▶ _INSTRUCTIONS FOR THE TASK_
Wherever the word "Condition" appears in a line, extract that line.

▶ _MATERIAL_
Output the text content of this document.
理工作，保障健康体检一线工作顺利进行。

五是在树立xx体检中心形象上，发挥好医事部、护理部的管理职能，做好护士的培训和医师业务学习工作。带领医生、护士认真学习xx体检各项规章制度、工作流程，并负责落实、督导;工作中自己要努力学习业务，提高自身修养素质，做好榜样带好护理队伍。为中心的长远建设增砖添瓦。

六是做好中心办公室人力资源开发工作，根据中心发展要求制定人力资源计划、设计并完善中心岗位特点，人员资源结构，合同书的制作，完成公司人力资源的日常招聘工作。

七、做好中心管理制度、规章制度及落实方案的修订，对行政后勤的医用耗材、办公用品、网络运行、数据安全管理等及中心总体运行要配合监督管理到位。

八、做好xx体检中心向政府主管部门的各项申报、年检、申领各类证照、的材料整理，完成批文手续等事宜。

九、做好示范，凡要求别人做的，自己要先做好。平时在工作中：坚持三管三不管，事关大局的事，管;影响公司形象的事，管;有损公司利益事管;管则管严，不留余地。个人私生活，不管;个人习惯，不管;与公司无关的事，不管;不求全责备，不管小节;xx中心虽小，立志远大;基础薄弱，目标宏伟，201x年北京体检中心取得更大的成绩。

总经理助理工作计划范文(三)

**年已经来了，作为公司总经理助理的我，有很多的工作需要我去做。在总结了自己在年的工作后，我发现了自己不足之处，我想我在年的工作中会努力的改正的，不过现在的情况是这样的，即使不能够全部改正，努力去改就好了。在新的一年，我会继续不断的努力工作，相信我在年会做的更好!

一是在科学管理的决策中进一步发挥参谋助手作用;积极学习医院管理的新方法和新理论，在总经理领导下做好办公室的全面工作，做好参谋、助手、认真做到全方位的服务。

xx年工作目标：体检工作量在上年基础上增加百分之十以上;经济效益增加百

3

* * *

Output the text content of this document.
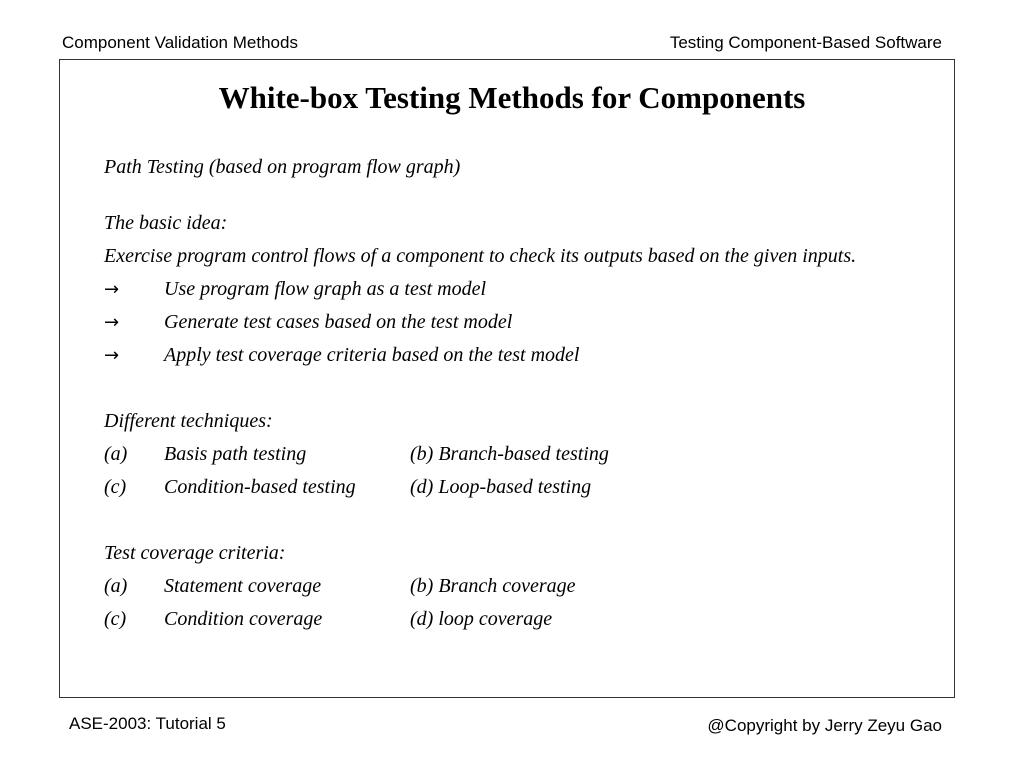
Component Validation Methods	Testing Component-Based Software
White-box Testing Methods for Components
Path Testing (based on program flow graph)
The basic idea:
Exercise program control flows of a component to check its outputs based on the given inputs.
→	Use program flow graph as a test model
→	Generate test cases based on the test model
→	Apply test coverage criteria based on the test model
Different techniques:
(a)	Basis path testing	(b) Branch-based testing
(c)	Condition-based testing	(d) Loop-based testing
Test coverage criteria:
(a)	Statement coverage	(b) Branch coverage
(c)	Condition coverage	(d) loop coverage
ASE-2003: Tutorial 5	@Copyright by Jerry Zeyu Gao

▶ _OUTPUT OF THE EXERCISE_
(c)	Condition-based testing	(d) Loop-based testing
(c)	Condition coverage	(d) loop coverage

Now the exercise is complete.